-- Begin EXERCISE MATERIALS --
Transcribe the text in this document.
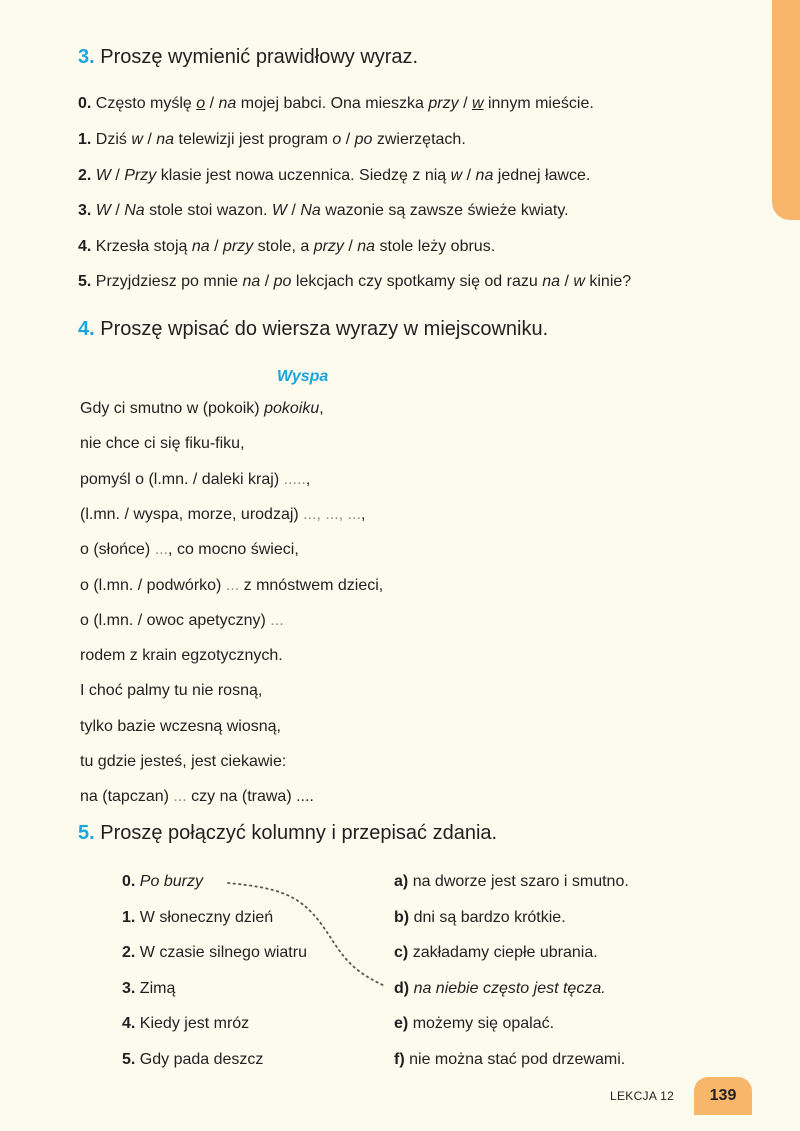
3. Proszę wymienić prawidłowy wyraz.
0. Często myślę o / na mojej babci. Ona mieszka przy / w innym mieście.
1. Dziś w / na telewizji jest program o / po zwierzętach.
2. W / Przy klasie jest nowa uczennica. Siedzę z nią w / na jednej ławce.
3. W / Na stole stoi wazon. W / Na wazonie są zawsze świeże kwiaty.
4. Krzesła stoją na / przy stole, a przy / na stole leży obrus.
5. Przyjdziesz po mnie na / po lekcjach czy spotkamy się od razu na / w kinie?
4. Proszę wpisać do wiersza wyrazy w miejscowniku.
Wyspa
Gdy ci smutno w (pokoik) pokoiku,
nie chce ci się fiku-fiku,
pomyśl o (l.mn. / daleki kraj) .....,
(l.mn. / wyspa, morze, urodzaj) ..., ..., ...,
o (słońce) ..., co mocno świeci,
o (l.mn. / podwórko) ... z mnóstwem dzieci,
o (l.mn. / owoc apetyczny) ...
rodem z krain egzotycznych.
I choć palmy tu nie rosną,
tylko bazie wczesną wiosną,
tu gdzie jesteś, jest ciekawie:
na (tapczan) ... czy na (trawa) ....
5. Proszę połączyć kolumny i przepisać zdania.
0. Po burzy
1. W słoneczny dzień
2. W czasie silnego wiatru
3. Zimą
4. Kiedy jest mróz
5. Gdy pada deszcz
a) na dworze jest szaro i smutno.
b) dni są bardzo krótkie.
c) zakładamy ciepłe ubrania.
d) na niebie często jest tęcza.
e) możemy się opalać.
f) nie można stać pod drzewami.
LEKCJA 12	139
-- End EXERCISE MATERIALS --
Give the number of lines in the entries above that include the string "smutno". No other output is expected.

EXERCISE SOLUTION —
2